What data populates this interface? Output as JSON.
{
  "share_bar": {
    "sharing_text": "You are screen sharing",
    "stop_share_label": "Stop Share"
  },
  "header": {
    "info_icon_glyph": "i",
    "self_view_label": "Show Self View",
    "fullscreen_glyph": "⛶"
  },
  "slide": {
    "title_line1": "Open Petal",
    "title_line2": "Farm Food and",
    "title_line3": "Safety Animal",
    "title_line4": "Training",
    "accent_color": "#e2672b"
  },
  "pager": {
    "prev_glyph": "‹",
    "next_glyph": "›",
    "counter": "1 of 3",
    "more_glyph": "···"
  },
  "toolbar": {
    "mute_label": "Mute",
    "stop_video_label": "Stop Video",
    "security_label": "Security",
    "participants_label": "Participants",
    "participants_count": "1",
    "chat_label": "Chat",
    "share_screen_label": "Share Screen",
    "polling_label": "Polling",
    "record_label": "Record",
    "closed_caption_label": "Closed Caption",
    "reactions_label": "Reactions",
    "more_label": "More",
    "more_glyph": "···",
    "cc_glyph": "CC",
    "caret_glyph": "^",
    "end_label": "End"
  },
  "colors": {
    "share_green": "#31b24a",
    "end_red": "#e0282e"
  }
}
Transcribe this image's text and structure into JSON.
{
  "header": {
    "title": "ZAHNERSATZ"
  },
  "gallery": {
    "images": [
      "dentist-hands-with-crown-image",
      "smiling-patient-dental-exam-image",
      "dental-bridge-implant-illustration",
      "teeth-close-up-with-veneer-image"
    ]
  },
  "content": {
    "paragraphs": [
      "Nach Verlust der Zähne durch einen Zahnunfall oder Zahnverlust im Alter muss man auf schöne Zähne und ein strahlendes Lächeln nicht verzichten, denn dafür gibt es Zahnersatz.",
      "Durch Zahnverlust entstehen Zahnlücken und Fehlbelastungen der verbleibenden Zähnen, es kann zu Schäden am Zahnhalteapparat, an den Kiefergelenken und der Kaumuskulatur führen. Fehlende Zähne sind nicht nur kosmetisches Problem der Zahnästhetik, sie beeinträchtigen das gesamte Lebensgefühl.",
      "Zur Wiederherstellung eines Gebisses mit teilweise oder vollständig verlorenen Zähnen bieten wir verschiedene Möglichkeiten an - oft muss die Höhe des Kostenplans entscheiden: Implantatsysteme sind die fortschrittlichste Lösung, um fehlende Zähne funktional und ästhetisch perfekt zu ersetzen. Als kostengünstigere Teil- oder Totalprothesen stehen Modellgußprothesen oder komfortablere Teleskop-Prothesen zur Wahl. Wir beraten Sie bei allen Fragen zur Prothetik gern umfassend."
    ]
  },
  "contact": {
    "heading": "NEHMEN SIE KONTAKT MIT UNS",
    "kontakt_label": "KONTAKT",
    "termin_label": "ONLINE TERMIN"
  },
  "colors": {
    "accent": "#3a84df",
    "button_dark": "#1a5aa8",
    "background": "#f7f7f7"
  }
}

**Written request:** Return each line of the data that contains the string "with".

**Complete answer:**
      "dentist-hands-with-crown-image",
      "teeth-close-up-with-veneer-image"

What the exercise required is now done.